[Stored data]
◆ ◆ ◆ ◆ ◆ ◆ ◆
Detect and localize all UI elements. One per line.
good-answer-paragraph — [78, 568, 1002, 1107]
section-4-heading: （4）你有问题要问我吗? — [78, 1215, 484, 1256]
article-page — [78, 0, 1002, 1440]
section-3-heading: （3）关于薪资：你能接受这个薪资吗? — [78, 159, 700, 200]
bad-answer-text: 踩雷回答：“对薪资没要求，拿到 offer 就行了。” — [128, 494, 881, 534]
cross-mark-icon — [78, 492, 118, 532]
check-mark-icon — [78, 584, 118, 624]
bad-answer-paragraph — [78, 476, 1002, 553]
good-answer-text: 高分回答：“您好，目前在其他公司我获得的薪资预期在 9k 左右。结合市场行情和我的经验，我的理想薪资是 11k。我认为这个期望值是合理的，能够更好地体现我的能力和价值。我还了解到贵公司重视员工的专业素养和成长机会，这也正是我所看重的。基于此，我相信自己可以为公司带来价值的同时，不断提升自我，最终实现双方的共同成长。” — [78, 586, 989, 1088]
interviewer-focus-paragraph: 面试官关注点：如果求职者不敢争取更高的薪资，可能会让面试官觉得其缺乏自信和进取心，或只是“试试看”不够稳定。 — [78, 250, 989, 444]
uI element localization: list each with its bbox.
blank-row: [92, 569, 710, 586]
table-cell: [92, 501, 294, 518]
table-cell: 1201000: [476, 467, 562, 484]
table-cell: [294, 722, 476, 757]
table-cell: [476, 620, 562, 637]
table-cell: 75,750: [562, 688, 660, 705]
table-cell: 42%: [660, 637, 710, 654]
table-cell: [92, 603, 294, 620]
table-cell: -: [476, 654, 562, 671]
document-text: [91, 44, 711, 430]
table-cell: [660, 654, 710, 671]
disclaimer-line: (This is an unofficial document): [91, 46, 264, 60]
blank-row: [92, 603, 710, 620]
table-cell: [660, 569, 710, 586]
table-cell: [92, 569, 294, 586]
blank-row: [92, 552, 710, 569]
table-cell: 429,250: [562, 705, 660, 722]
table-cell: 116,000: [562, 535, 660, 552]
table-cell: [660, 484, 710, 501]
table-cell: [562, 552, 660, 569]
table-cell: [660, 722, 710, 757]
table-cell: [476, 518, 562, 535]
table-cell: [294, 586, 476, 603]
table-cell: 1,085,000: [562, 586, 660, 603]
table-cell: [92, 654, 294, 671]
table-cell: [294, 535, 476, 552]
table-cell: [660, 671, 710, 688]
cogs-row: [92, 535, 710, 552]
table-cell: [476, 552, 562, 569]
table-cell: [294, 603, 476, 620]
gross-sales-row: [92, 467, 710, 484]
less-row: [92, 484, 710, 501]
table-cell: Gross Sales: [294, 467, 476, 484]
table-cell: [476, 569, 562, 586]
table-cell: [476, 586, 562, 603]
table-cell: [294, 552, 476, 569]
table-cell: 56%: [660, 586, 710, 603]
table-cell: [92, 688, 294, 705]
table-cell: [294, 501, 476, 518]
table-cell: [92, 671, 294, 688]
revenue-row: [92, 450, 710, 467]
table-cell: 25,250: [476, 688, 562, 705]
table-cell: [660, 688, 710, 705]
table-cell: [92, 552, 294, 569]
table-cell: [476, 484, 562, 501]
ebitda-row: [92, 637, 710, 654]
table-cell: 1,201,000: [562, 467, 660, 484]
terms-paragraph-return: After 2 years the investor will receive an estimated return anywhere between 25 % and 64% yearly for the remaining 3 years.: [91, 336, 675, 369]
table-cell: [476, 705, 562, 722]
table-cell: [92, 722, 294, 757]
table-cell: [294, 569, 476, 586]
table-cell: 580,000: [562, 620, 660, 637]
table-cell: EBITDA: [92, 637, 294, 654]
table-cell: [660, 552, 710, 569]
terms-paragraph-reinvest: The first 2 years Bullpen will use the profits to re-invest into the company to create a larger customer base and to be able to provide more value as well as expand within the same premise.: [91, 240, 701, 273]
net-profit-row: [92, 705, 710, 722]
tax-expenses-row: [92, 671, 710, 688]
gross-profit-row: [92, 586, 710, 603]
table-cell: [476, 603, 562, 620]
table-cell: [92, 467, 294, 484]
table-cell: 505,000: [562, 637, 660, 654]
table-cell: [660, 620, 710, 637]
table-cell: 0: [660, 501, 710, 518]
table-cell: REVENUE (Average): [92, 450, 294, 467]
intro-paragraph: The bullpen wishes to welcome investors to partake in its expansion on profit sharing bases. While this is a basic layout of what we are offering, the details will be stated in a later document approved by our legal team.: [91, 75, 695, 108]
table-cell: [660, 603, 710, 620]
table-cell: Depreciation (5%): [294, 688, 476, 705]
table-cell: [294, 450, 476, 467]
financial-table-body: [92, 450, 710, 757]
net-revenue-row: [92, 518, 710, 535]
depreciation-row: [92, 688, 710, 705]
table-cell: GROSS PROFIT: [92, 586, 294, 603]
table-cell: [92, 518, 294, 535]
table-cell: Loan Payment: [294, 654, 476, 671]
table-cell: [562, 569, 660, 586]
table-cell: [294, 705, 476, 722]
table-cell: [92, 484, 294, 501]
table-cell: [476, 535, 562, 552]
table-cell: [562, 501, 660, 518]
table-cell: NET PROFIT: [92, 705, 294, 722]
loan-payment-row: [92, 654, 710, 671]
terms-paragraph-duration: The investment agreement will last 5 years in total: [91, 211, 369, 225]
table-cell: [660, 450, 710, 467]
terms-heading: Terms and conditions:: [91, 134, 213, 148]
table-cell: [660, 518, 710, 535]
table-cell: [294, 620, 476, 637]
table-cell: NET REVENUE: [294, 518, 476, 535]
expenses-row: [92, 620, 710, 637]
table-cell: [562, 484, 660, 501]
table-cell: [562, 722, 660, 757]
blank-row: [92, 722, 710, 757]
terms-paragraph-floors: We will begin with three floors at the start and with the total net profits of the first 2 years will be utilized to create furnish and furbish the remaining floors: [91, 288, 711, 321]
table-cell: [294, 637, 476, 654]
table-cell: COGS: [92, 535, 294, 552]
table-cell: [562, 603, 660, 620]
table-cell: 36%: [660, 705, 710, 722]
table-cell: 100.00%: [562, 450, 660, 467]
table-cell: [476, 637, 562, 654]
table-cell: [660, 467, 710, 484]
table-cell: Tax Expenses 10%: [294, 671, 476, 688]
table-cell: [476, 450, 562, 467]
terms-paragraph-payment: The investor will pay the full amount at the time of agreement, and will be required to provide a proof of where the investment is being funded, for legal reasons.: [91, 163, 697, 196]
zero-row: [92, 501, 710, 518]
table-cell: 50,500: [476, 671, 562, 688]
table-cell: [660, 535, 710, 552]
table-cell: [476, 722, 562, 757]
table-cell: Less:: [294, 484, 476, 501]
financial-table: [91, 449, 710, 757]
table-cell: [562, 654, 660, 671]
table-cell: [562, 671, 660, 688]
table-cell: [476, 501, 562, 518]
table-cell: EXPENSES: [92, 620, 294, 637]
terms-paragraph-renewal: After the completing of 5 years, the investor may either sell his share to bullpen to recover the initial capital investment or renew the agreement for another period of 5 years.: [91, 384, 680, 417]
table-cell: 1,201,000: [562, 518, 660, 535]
◆ ◆ ◆ ◆ ◆ ◆ ◆
Task brief:
Reproduce every line of the listing above, unchanged and in the same order.

The reply:
Detect and localize all UI elements. One per line.
good-answer-paragraph — [78, 568, 1002, 1107]
section-4-heading: （4）你有问题要问我吗? — [78, 1215, 484, 1256]
article-page — [78, 0, 1002, 1440]
section-3-heading: （3）关于薪资：你能接受这个薪资吗? — [78, 159, 700, 200]
bad-answer-text: 踩雷回答：“对薪资没要求，拿到 offer 就行了。” — [128, 494, 881, 534]
cross-mark-icon — [78, 492, 118, 532]
check-mark-icon — [78, 584, 118, 624]
bad-answer-paragraph — [78, 476, 1002, 553]
good-answer-text: 高分回答：“您好，目前在其他公司我获得的薪资预期在 9k 左右。结合市场行情和我的经验，我的理想薪资是 11k。我认为这个期望值是合理的，能够更好地体现我的能力和价值。我还了解到贵公司重视员工的专业素养和成长机会，这也正是我所看重的。基于此，我相信自己可以为公司带来价值的同时，不断提升自我，最终实现双方的共同成长。” — [78, 586, 989, 1088]
interviewer-focus-paragraph: 面试官关注点：如果求职者不敢争取更高的薪资，可能会让面试官觉得其缺乏自信和进取心，或只是“试试看”不够稳定。 — [78, 250, 989, 444]
uI element localization: list each with its bbox.
blank-row: [92, 569, 710, 586]
table-cell: [92, 501, 294, 518]
table-cell: 1201000: [476, 467, 562, 484]
table-cell: [294, 722, 476, 757]
table-cell: [476, 620, 562, 637]
table-cell: 75,750: [562, 688, 660, 705]
table-cell: 42%: [660, 637, 710, 654]
table-cell: [92, 603, 294, 620]
table-cell: -: [476, 654, 562, 671]
document-text: [91, 44, 711, 430]
table-cell: [660, 654, 710, 671]
disclaimer-line: (This is an unofficial document): [91, 46, 264, 60]
blank-row: [92, 603, 710, 620]
table-cell: [660, 569, 710, 586]
table-cell: [92, 569, 294, 586]
blank-row: [92, 552, 710, 569]
table-cell: 429,250: [562, 705, 660, 722]
table-cell: 116,000: [562, 535, 660, 552]
table-cell: [660, 484, 710, 501]
table-cell: [562, 552, 660, 569]
table-cell: [660, 722, 710, 757]
table-cell: [476, 518, 562, 535]
table-cell: [294, 586, 476, 603]
table-cell: 1,085,000: [562, 586, 660, 603]
table-cell: [92, 654, 294, 671]
table-cell: [294, 535, 476, 552]
table-cell: [660, 671, 710, 688]
cogs-row: [92, 535, 710, 552]
table-cell: [476, 552, 562, 569]
table-cell: [294, 603, 476, 620]
gross-sales-row: [92, 467, 710, 484]
less-row: [92, 484, 710, 501]
table-cell: Gross Sales: [294, 467, 476, 484]
table-cell: [476, 569, 562, 586]
table-cell: [476, 586, 562, 603]
table-cell: [294, 552, 476, 569]
table-cell: 56%: [660, 586, 710, 603]
table-cell: [92, 688, 294, 705]
table-cell: [294, 501, 476, 518]
table-cell: [92, 671, 294, 688]
revenue-row: [92, 450, 710, 467]
table-cell: 25,250: [476, 688, 562, 705]
table-cell: [660, 688, 710, 705]
table-cell: [92, 552, 294, 569]
table-cell: [476, 484, 562, 501]
ebitda-row: [92, 637, 710, 654]
table-cell: 1,201,000: [562, 467, 660, 484]
terms-paragraph-return: After 2 years the investor will receive an estimated return anywhere between 25 % and 64% yearly for the remaining 3 years.: [91, 336, 675, 369]
table-cell: [476, 705, 562, 722]
table-cell: [92, 722, 294, 757]
table-cell: [294, 569, 476, 586]
table-cell: 580,000: [562, 620, 660, 637]
table-cell: EBITDA: [92, 637, 294, 654]
table-cell: [660, 552, 710, 569]
terms-paragraph-reinvest: The first 2 years Bullpen will use the profits to re-invest into the company to create a larger customer base and to be able to provide more value as well as expand within the same premise.: [91, 240, 701, 273]
net-profit-row: [92, 705, 710, 722]
tax-expenses-row: [92, 671, 710, 688]
gross-profit-row: [92, 586, 710, 603]
table-cell: [476, 603, 562, 620]
table-cell: [92, 467, 294, 484]
table-cell: 505,000: [562, 637, 660, 654]
table-cell: [660, 620, 710, 637]
table-cell: 0: [660, 501, 710, 518]
table-cell: REVENUE (Average): [92, 450, 294, 467]
intro-paragraph: The bullpen wishes to welcome investors to partake in its expansion on profit sharing bases. While this is a basic layout of what we are offering, the details will be stated in a later document approved by our legal team.: [91, 75, 695, 108]
table-cell: [660, 603, 710, 620]
table-cell: Depreciation (5%): [294, 688, 476, 705]
table-cell: [294, 450, 476, 467]
financial-table-body: [92, 450, 710, 757]
net-revenue-row: [92, 518, 710, 535]
depreciation-row: [92, 688, 710, 705]
table-cell: GROSS PROFIT: [92, 586, 294, 603]
table-cell: [92, 518, 294, 535]
table-cell: Loan Payment: [294, 654, 476, 671]
table-cell: [562, 569, 660, 586]
table-cell: [294, 705, 476, 722]
table-cell: [92, 484, 294, 501]
table-cell: [476, 535, 562, 552]
table-cell: [562, 501, 660, 518]
table-cell: NET PROFIT: [92, 705, 294, 722]
loan-payment-row: [92, 654, 710, 671]
terms-paragraph-duration: The investment agreement will last 5 years in total: [91, 211, 369, 225]
table-cell: [660, 450, 710, 467]
terms-heading: Terms and conditions:: [91, 134, 213, 148]
table-cell: [660, 518, 710, 535]
table-cell: [294, 620, 476, 637]
table-cell: NET REVENUE: [294, 518, 476, 535]
expenses-row: [92, 620, 710, 637]
table-cell: [562, 484, 660, 501]
table-cell: [562, 722, 660, 757]
blank-row: [92, 722, 710, 757]
terms-paragraph-floors: We will begin with three floors at the start and with the total net profits of the first 2 years will be utilized to create furnish and furbish the remaining floors: [91, 288, 711, 321]
table-cell: [294, 637, 476, 654]
table-cell: COGS: [92, 535, 294, 552]
table-cell: [562, 603, 660, 620]
table-cell: 36%: [660, 705, 710, 722]
table-cell: 100.00%: [562, 450, 660, 467]
table-cell: [476, 637, 562, 654]
table-cell: [660, 467, 710, 484]
table-cell: Tax Expenses 10%: [294, 671, 476, 688]
table-cell: [476, 450, 562, 467]
terms-paragraph-payment: The investor will pay the full amount at the time of agreement, and will be required to provide a proof of where the investment is being funded, for legal reasons.: [91, 163, 697, 196]
zero-row: [92, 501, 710, 518]
table-cell: 50,500: [476, 671, 562, 688]
table-cell: [660, 535, 710, 552]
table-cell: [476, 722, 562, 757]
table-cell: Less:: [294, 484, 476, 501]
financial-table: [91, 449, 710, 757]
table-cell: [562, 654, 660, 671]
table-cell: [562, 671, 660, 688]
table-cell: [476, 501, 562, 518]
table-cell: EXPENSES: [92, 620, 294, 637]
terms-paragraph-renewal: After the completing of 5 years, the investor may either sell his share to bullpen to recover the initial capital investment or renew the agreement for another period of 5 years.: [91, 384, 680, 417]
table-cell: 1,201,000: [562, 518, 660, 535]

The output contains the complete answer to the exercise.